> [Required task]
Can you write out, word for word, the complete blog post below about judging an art club's members competition?

— start Text to read —

Thursday, May 12, 2016

The Other Side of the Fence

           Recently, I was asked to be the sole juror for a local art club's annual members competition. I somewhat reluctantly accepted because I  have had a somewhat contentious history with thirty years of submitting work to juried shows, and I didn't want anyone to be having those same evil thoughts about me! I do have some experience. I've been on the jurying committee of a well known art organization for some time, and I've done a few smaller shows on my own. The good thing about this show was that I could judge from actual work. The awards were to be given out immediately following my jurying so it was a little bit stressful, as all of the artists were there, and I was expected to explain my selections and also to give out some critiques if asked. The work was all pretty good which made choosing the better pieces even more complicated.

— end Text to read —
— start Excerpted data —

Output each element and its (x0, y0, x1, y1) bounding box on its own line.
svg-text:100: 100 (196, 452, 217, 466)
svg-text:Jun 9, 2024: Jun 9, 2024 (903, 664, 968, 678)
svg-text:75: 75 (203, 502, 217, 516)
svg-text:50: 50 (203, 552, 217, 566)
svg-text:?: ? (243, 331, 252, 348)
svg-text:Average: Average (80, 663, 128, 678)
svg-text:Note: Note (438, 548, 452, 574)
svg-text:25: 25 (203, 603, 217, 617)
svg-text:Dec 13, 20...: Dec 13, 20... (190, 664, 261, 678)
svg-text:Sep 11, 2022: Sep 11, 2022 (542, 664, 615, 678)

— end Excerpted data —

> [Final result]
Thursday, May 12, 2016

The Other Side of the Fence

           Recently, I was asked to be the sole juror for a local art club's annual members competition. I somewhat reluctantly accepted because I  have had a somewhat contentious history with thirty years of submitting work to juried shows, and I didn't want anyone to be having those same evil thoughts about me! I do have some experience. I've been on the jurying committee of a well known art organization for some time, and I've done a few smaller shows on my own. The good thing about this show was that I could judge from actual work. The awards were to be given out immediately following my jurying so it was a little bit stressful, as all of the artists were there, and I was expected to explain my selections and also to give out some critiques if asked. The work was all pretty good which made choosing the better pieces even more complicated.